* Excerpt from a dataset

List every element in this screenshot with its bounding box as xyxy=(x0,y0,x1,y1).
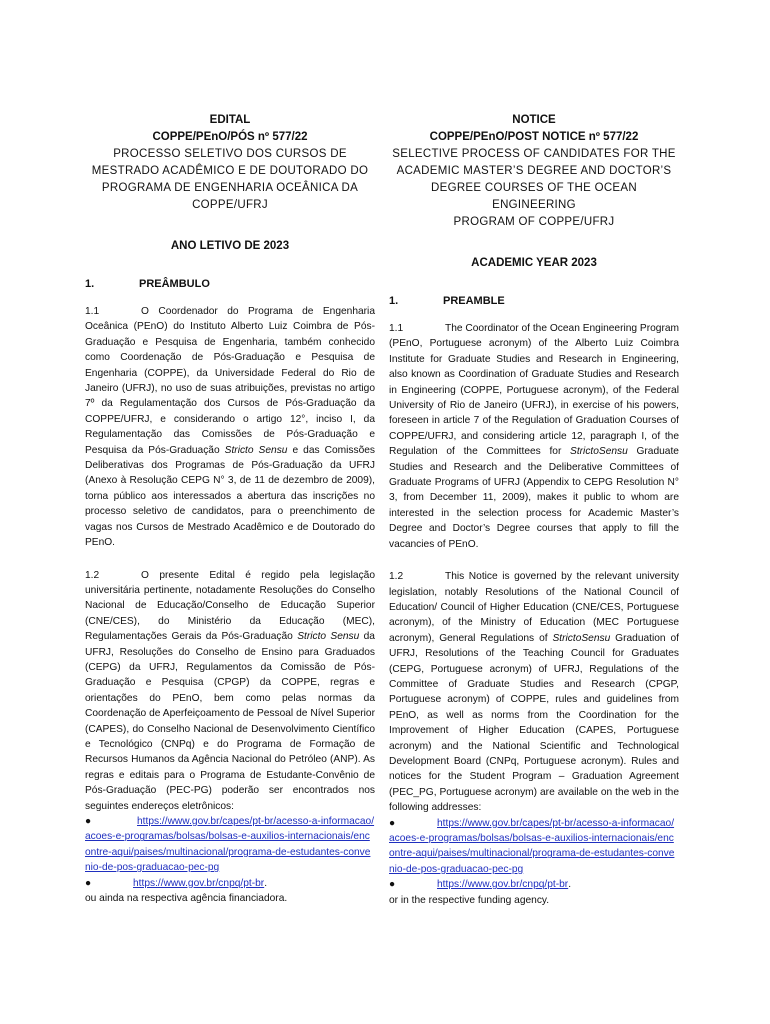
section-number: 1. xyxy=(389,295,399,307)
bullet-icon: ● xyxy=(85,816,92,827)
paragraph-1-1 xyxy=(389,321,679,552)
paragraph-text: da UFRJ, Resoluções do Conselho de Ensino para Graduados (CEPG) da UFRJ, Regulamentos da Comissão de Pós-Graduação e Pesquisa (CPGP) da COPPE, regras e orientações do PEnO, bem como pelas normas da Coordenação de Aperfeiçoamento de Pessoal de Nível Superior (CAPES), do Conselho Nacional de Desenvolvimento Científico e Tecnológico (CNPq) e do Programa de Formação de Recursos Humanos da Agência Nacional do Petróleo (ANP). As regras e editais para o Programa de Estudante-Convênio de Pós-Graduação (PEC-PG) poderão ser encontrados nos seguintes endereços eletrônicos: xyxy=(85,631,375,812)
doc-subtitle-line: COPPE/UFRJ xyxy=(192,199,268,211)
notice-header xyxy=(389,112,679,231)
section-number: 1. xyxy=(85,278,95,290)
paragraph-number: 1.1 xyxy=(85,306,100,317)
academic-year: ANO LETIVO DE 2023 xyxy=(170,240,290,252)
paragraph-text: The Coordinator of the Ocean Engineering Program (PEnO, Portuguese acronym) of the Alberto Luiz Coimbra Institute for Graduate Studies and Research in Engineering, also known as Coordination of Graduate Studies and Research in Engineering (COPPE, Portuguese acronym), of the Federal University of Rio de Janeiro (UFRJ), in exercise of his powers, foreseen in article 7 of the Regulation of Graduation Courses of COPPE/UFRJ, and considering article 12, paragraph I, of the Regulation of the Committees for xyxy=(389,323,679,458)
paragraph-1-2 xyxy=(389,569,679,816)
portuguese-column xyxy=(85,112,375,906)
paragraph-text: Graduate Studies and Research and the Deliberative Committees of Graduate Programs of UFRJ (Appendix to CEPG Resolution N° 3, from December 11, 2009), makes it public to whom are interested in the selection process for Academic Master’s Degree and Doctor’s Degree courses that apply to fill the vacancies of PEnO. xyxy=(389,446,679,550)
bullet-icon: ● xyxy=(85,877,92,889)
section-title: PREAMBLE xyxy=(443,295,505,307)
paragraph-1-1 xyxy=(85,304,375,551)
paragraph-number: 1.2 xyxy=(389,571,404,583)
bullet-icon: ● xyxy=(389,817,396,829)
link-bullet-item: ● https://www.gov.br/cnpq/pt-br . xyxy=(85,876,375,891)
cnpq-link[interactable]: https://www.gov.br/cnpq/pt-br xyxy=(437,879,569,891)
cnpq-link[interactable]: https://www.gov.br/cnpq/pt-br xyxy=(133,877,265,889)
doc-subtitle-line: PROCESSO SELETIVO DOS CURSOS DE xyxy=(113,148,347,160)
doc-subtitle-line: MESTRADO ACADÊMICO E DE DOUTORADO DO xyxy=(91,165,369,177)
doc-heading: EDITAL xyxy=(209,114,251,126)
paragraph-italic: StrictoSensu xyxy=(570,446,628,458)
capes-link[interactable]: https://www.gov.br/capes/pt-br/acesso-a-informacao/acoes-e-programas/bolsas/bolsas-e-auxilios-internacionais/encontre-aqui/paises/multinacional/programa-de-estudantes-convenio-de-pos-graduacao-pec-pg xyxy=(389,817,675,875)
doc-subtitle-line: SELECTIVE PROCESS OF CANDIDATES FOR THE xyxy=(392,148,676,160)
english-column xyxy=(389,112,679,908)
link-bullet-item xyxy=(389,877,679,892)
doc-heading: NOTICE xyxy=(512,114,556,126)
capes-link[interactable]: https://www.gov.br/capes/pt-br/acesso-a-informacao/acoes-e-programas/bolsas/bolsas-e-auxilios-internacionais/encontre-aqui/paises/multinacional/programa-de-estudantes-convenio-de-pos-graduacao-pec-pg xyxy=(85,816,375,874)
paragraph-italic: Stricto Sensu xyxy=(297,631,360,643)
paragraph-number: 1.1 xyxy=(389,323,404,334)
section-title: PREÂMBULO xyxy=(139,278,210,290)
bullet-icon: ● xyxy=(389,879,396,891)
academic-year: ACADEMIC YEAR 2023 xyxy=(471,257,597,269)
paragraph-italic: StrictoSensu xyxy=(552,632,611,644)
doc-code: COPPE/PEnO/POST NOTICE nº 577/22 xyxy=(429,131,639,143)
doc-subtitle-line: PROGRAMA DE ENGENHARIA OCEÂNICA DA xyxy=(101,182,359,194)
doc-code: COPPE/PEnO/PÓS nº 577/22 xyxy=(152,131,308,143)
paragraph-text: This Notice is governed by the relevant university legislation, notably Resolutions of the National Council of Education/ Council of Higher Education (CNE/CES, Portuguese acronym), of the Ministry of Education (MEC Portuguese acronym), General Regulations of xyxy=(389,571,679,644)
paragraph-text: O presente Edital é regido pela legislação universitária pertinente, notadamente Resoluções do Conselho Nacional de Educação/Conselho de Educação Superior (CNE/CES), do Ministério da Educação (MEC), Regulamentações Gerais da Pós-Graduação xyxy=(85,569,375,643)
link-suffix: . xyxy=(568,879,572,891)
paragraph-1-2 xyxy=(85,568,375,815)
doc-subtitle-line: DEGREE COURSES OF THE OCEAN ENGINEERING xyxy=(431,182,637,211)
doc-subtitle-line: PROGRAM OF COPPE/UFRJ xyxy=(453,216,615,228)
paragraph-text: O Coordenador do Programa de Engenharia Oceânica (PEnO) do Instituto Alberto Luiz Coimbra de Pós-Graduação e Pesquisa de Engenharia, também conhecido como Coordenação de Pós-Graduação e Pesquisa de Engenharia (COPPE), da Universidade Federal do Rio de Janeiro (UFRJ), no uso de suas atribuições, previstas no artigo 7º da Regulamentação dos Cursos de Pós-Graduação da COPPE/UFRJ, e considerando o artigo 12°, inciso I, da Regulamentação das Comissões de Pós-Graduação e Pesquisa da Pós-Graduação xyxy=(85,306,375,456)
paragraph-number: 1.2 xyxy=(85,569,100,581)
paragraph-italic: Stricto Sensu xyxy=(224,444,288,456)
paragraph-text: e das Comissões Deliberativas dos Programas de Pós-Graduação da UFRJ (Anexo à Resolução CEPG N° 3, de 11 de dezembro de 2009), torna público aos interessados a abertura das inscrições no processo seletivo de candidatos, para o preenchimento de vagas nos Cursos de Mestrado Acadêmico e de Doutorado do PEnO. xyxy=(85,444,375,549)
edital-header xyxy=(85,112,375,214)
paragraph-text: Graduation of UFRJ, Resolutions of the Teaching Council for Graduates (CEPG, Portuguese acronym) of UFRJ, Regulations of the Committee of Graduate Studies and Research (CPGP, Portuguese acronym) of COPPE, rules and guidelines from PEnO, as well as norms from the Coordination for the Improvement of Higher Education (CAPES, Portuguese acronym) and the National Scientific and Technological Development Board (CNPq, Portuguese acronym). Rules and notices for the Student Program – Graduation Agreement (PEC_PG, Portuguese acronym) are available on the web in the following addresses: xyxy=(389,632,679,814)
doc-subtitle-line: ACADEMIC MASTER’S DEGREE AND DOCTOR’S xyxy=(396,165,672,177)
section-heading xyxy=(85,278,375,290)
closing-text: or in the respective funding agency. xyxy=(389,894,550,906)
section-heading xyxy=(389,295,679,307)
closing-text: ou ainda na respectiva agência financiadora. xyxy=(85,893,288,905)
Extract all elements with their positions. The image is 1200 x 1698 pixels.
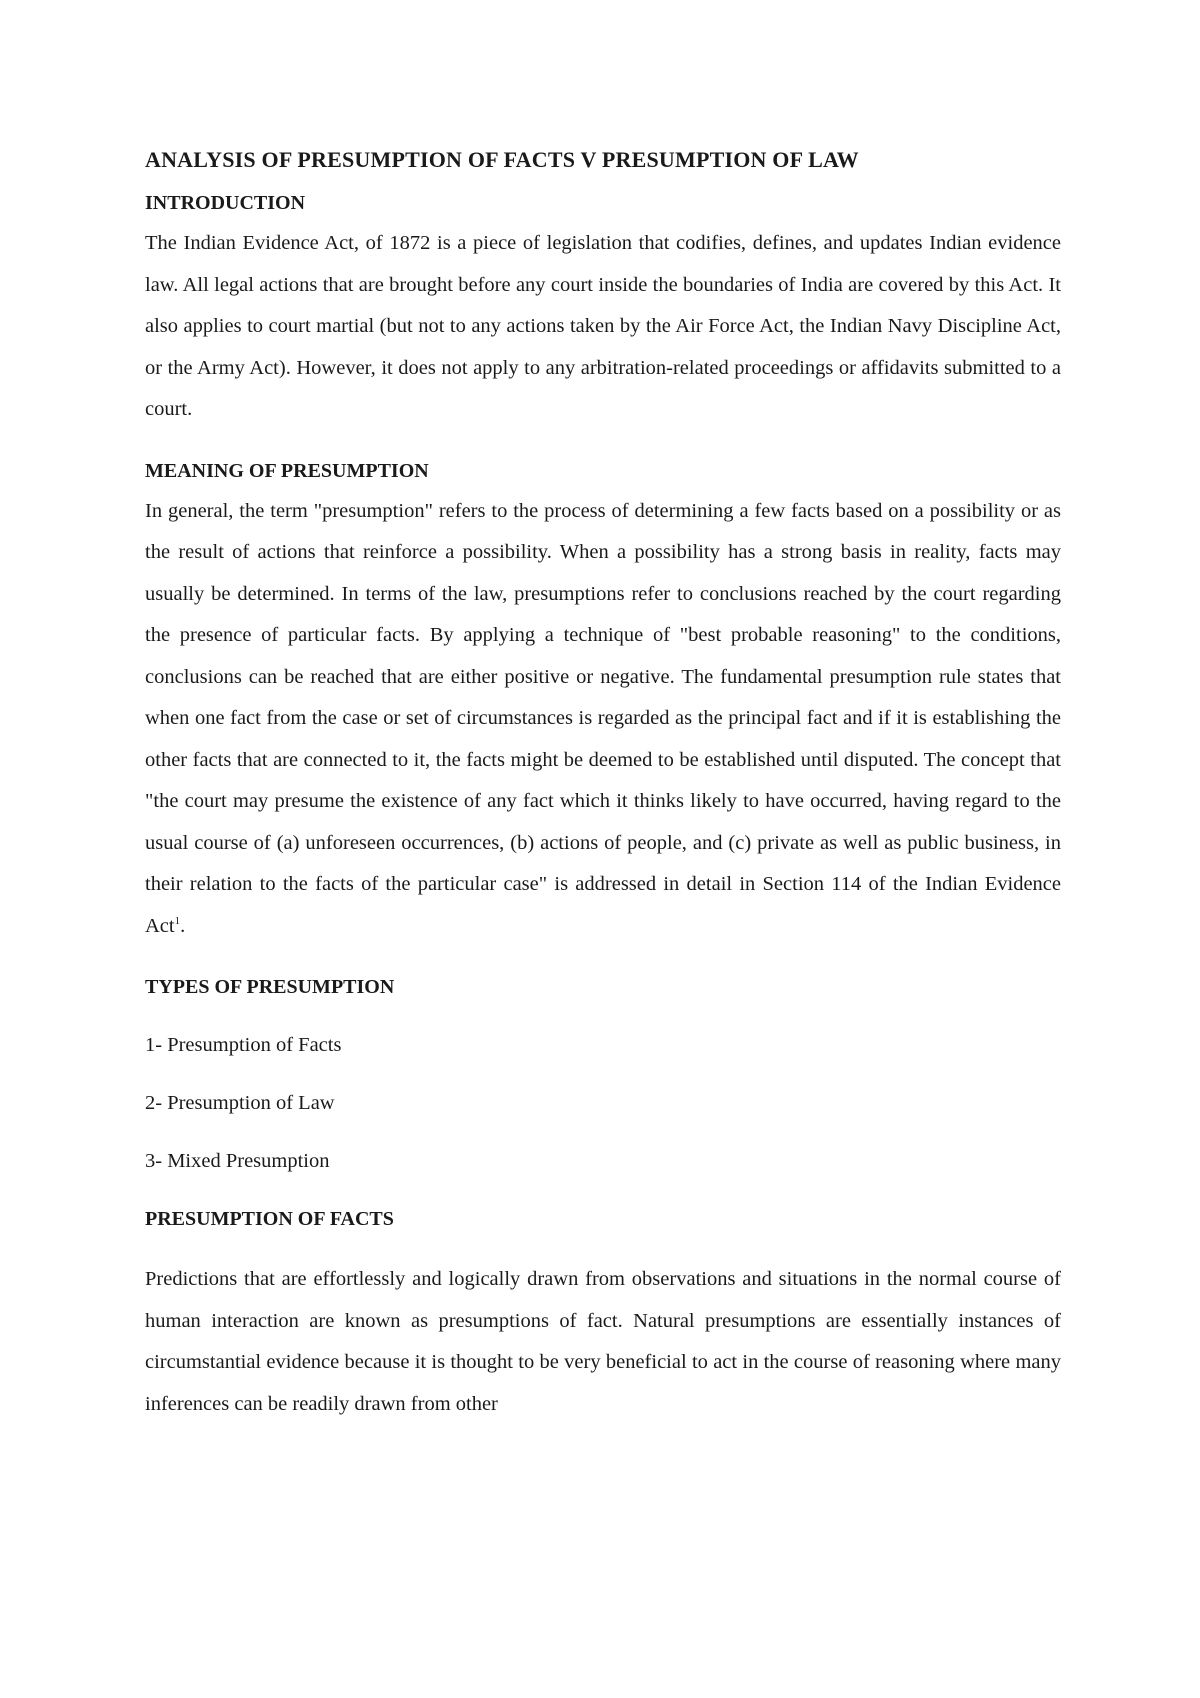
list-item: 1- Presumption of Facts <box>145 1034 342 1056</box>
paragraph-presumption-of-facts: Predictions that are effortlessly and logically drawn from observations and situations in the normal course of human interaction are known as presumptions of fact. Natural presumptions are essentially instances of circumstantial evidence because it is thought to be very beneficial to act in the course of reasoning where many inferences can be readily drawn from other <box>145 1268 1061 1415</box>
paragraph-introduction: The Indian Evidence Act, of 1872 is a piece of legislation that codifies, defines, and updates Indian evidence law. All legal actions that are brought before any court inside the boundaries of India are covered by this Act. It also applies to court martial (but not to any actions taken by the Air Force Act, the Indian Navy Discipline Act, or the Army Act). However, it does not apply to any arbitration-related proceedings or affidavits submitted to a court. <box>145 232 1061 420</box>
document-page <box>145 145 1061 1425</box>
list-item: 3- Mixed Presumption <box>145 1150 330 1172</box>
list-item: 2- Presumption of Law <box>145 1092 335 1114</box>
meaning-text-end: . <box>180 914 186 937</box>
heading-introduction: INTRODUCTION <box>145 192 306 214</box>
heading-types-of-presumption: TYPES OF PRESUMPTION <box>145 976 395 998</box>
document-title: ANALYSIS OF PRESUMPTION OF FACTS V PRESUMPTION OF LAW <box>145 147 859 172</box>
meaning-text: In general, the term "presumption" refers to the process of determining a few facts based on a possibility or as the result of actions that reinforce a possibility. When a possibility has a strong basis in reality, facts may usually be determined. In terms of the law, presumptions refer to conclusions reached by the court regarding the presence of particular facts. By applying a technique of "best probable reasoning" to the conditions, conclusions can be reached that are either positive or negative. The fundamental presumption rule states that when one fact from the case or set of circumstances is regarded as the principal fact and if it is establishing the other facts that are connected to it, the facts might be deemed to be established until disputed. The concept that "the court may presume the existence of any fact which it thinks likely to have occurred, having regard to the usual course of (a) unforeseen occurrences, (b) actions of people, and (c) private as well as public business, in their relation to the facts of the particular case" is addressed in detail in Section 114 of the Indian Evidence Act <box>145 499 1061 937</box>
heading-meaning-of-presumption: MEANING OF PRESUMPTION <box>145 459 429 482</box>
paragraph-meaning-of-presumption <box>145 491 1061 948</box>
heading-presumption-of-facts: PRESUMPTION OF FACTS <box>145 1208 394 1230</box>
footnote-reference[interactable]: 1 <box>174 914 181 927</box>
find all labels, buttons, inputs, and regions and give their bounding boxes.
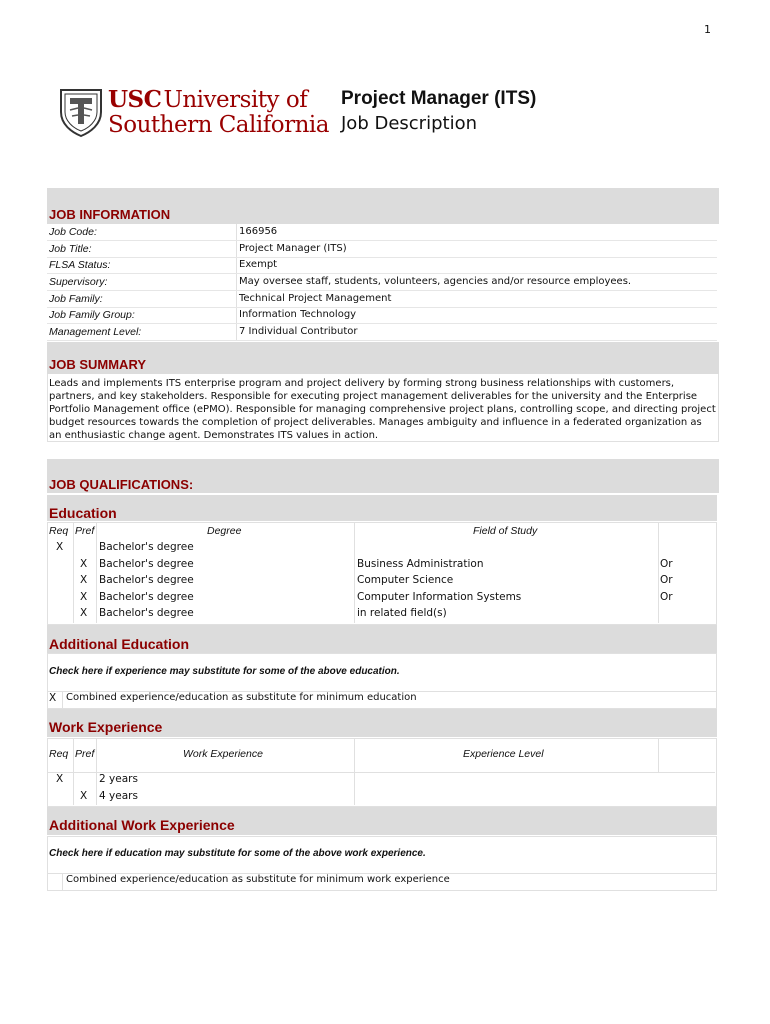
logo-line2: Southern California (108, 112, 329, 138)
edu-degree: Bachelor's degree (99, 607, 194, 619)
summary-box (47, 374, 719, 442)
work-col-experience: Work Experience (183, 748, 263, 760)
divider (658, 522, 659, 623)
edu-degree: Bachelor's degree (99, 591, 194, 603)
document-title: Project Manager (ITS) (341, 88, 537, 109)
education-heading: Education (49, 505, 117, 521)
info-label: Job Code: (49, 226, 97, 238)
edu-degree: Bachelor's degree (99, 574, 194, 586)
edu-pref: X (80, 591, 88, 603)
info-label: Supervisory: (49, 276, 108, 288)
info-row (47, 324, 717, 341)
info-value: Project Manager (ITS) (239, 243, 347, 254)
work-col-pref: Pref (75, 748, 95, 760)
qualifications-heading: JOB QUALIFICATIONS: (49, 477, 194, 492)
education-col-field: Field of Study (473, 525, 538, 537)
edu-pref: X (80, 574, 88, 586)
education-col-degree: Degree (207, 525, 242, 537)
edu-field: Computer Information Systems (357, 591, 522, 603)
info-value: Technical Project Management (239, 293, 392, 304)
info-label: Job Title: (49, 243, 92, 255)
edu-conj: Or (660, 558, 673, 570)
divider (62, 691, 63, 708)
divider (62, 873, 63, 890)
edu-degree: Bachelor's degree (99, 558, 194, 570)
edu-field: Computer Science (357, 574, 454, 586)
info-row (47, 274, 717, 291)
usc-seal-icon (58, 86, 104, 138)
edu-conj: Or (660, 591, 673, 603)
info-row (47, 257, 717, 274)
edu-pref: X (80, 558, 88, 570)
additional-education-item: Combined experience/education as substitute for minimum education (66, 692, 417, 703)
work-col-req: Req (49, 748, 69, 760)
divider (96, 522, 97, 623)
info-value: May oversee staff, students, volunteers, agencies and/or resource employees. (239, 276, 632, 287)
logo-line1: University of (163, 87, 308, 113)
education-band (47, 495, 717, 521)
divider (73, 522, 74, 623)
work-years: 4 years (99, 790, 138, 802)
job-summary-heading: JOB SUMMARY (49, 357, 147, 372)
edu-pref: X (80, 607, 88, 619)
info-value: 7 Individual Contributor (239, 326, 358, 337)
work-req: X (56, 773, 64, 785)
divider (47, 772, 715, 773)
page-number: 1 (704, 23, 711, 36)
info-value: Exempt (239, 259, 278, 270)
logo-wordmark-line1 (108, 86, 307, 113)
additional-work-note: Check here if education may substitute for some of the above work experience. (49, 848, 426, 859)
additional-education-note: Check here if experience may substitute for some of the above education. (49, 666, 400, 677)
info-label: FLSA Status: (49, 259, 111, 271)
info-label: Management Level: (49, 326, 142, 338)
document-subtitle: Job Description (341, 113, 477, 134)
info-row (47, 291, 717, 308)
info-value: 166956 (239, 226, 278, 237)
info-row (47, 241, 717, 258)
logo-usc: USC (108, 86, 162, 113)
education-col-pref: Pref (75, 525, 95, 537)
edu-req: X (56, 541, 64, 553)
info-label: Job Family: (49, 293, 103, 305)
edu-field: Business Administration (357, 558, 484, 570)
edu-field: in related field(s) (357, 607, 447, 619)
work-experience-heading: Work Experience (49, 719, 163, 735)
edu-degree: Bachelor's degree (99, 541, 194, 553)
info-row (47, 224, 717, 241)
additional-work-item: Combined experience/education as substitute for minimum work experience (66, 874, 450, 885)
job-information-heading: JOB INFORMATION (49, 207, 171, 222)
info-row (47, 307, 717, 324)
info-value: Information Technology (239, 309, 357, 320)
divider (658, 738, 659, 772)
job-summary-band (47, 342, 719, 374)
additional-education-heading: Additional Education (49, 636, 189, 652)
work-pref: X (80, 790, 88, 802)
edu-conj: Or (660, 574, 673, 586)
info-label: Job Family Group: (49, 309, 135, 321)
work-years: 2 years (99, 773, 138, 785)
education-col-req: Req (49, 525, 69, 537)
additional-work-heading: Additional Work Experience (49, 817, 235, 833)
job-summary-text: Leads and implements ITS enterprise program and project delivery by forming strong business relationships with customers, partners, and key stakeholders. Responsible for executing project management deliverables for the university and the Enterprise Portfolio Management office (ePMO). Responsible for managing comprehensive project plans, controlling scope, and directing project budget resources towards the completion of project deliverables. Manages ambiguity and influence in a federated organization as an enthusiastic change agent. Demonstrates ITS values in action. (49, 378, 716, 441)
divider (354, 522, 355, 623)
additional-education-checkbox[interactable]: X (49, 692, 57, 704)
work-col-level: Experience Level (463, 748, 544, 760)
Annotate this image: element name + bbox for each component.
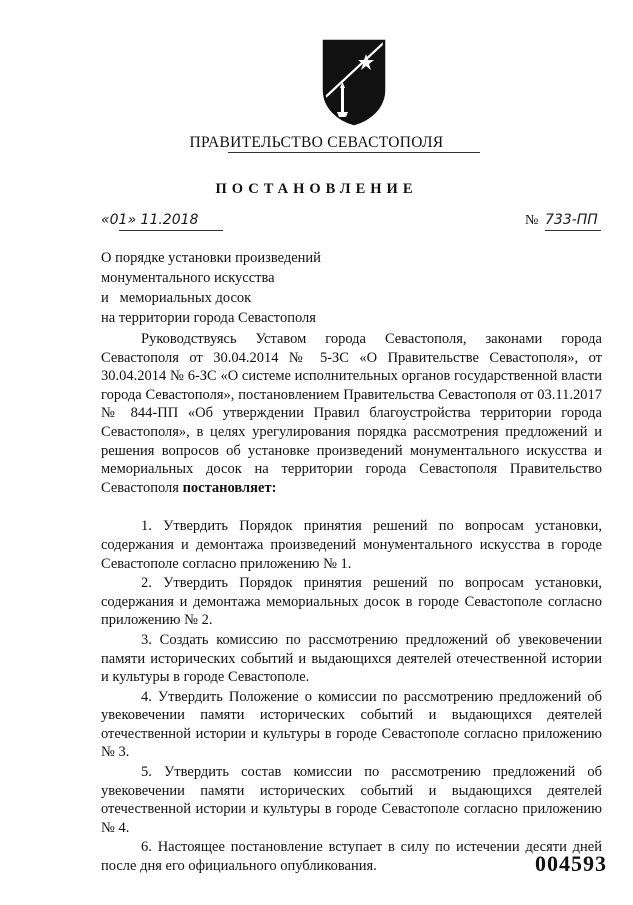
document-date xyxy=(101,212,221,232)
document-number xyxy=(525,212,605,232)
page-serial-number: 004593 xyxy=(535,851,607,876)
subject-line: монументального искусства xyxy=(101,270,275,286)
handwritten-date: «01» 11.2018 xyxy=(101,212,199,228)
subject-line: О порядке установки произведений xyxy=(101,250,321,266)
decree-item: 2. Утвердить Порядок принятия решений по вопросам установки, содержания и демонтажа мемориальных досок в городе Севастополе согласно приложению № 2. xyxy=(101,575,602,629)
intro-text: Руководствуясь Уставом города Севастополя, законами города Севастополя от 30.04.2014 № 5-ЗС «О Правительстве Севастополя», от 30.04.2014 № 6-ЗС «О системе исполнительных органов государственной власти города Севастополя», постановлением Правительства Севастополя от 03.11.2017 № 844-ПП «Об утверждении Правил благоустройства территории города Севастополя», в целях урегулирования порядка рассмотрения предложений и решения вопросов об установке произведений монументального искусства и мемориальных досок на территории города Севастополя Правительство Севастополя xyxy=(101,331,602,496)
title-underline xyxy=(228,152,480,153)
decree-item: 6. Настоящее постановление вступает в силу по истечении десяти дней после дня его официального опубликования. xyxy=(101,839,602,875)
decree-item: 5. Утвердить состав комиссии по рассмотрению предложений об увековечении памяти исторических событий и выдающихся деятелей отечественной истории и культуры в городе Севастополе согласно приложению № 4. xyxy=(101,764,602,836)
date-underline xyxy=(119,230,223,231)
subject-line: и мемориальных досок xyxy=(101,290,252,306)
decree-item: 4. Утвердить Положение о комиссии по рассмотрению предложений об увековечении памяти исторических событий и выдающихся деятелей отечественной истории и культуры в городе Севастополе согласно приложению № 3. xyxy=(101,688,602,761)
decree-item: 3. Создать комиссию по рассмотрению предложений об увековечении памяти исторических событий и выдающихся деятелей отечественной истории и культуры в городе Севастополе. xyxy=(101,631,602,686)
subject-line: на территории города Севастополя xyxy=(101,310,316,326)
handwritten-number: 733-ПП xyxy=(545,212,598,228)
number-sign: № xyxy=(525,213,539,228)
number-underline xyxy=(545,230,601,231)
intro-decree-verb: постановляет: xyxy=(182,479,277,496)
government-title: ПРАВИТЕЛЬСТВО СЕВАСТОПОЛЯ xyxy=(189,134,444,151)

* STATED PROBLEM
Update the rows from the line with "logo-line2: Southern California" up to and including the line with "edu-degree: Bachelor's degree (99, 591, 194, 603)" by changing "Bachelor's degree" to "Master's degree" and leaving everything else as it is. Return only those lines.

* SOLUTION BELOW
logo-line2: Southern California (108, 112, 329, 138)
edu-degree: Master's degree (99, 607, 194, 619)
summary-box (47, 374, 719, 442)
work-col-experience: Work Experience (183, 748, 263, 760)
divider (658, 522, 659, 623)
edu-degree: Master's degree (99, 591, 194, 603)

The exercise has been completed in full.